** start of Materials provided **

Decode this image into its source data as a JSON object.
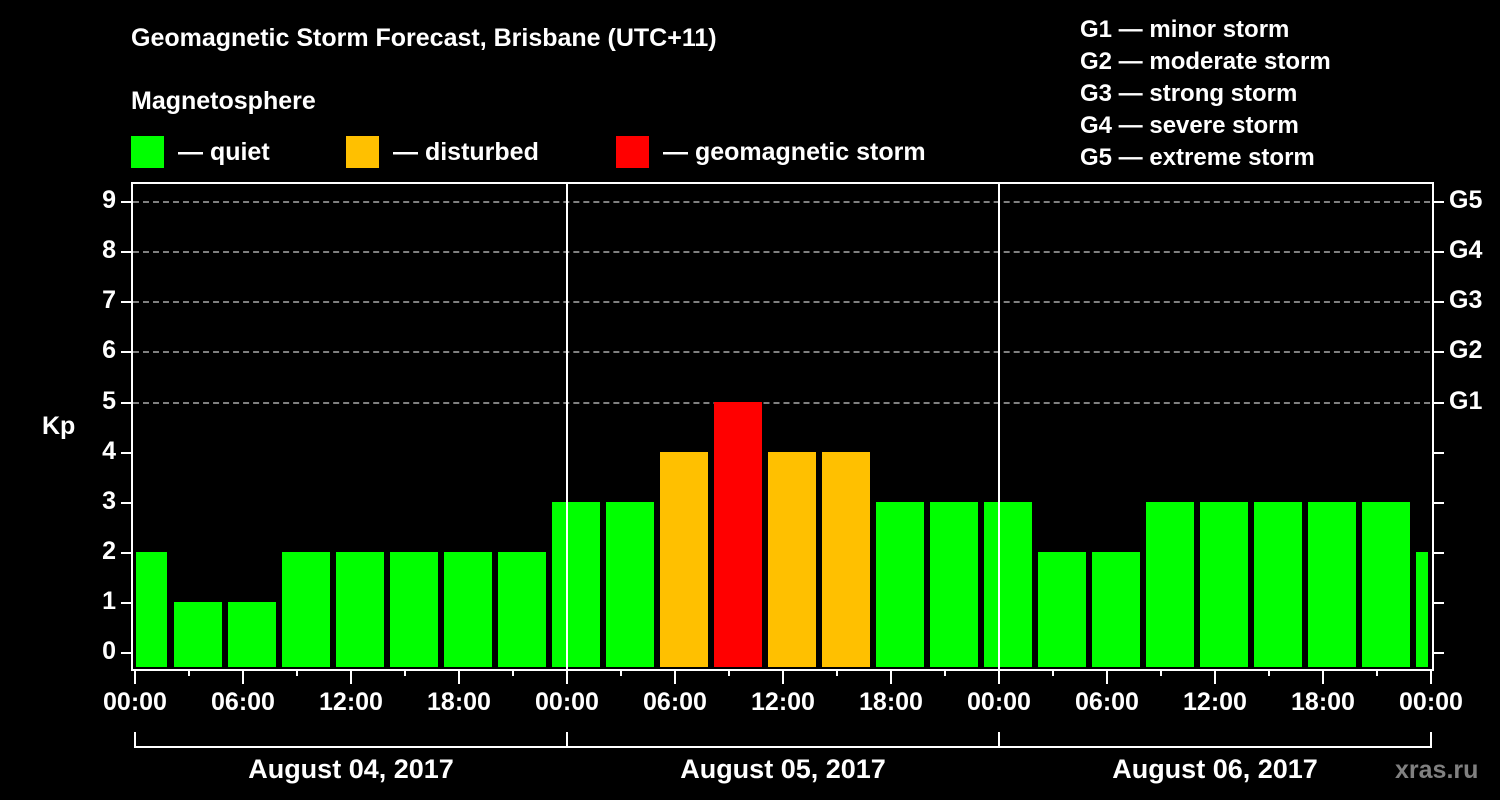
{
  "header": {
    "title": "Geomagnetic Storm Forecast, Brisbane (UTC+11)",
    "subtitle": "Magnetosphere"
  },
  "legend": [
    {
      "label": "— quiet",
      "color": "#00ff00"
    },
    {
      "label": "— disturbed",
      "color": "#ffc000"
    },
    {
      "label": "— geomagnetic storm",
      "color": "#ff0000"
    }
  ],
  "g_scale_legend": [
    "G1 — minor storm",
    "G2 — moderate storm",
    "G3 — strong storm",
    "G4 — severe storm",
    "G5 — extreme storm"
  ],
  "axes": {
    "ylabel": "Kp",
    "y_ticks": [
      "0",
      "1",
      "2",
      "3",
      "4",
      "5",
      "6",
      "7",
      "8",
      "9"
    ],
    "right_ticks": {
      "5": "G1",
      "6": "G2",
      "7": "G3",
      "8": "G4",
      "9": "G5"
    },
    "x_ticks": [
      "00:00",
      "06:00",
      "12:00",
      "18:00",
      "00:00",
      "06:00",
      "12:00",
      "18:00",
      "00:00",
      "06:00",
      "12:00",
      "18:00",
      "00:00"
    ],
    "days": [
      "August 04, 2017",
      "August 05, 2017",
      "August 06, 2017"
    ]
  },
  "watermark": "xras.ru",
  "colors": {
    "quiet": "#00ff00",
    "disturbed": "#ffc000",
    "storm": "#ff0000",
    "grid": "#808080"
  },
  "chart_data": {
    "type": "bar",
    "title": "Geomagnetic Storm Forecast, Brisbane (UTC+11)",
    "xlabel": "",
    "ylabel": "Kp",
    "ylim": [
      0,
      9
    ],
    "grid": "dashed horizontal lines at Kp 5-9",
    "legend_position": "top",
    "categories": [
      "Aug 04 00:00 (partial)",
      "Aug 04 02:00",
      "Aug 04 05:00",
      "Aug 04 08:00",
      "Aug 04 11:00",
      "Aug 04 14:00",
      "Aug 04 17:00",
      "Aug 04 20:00",
      "Aug 04 23:00",
      "Aug 05 02:00",
      "Aug 05 05:00",
      "Aug 05 08:00",
      "Aug 05 11:00",
      "Aug 05 14:00",
      "Aug 05 17:00",
      "Aug 05 20:00",
      "Aug 05 23:00",
      "Aug 06 02:00",
      "Aug 06 05:00",
      "Aug 06 08:00",
      "Aug 06 11:00",
      "Aug 06 14:00",
      "Aug 06 17:00",
      "Aug 06 20:00",
      "Aug 06 23:00 (partial)"
    ],
    "values": [
      2,
      1,
      1,
      2,
      2,
      2,
      2,
      2,
      3,
      3,
      4,
      5,
      4,
      4,
      3,
      3,
      3,
      2,
      2,
      3,
      3,
      3,
      3,
      3,
      2
    ],
    "status": [
      "quiet",
      "quiet",
      "quiet",
      "quiet",
      "quiet",
      "quiet",
      "quiet",
      "quiet",
      "quiet",
      "quiet",
      "disturbed",
      "storm",
      "disturbed",
      "disturbed",
      "quiet",
      "quiet",
      "quiet",
      "quiet",
      "quiet",
      "quiet",
      "quiet",
      "quiet",
      "quiet",
      "quiet",
      "quiet"
    ]
  }
}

** end of Materials provided **

What you will do: Work out how many lines in the entries hold the string "partial". Your answer should consist solely of that number.

Task response: 2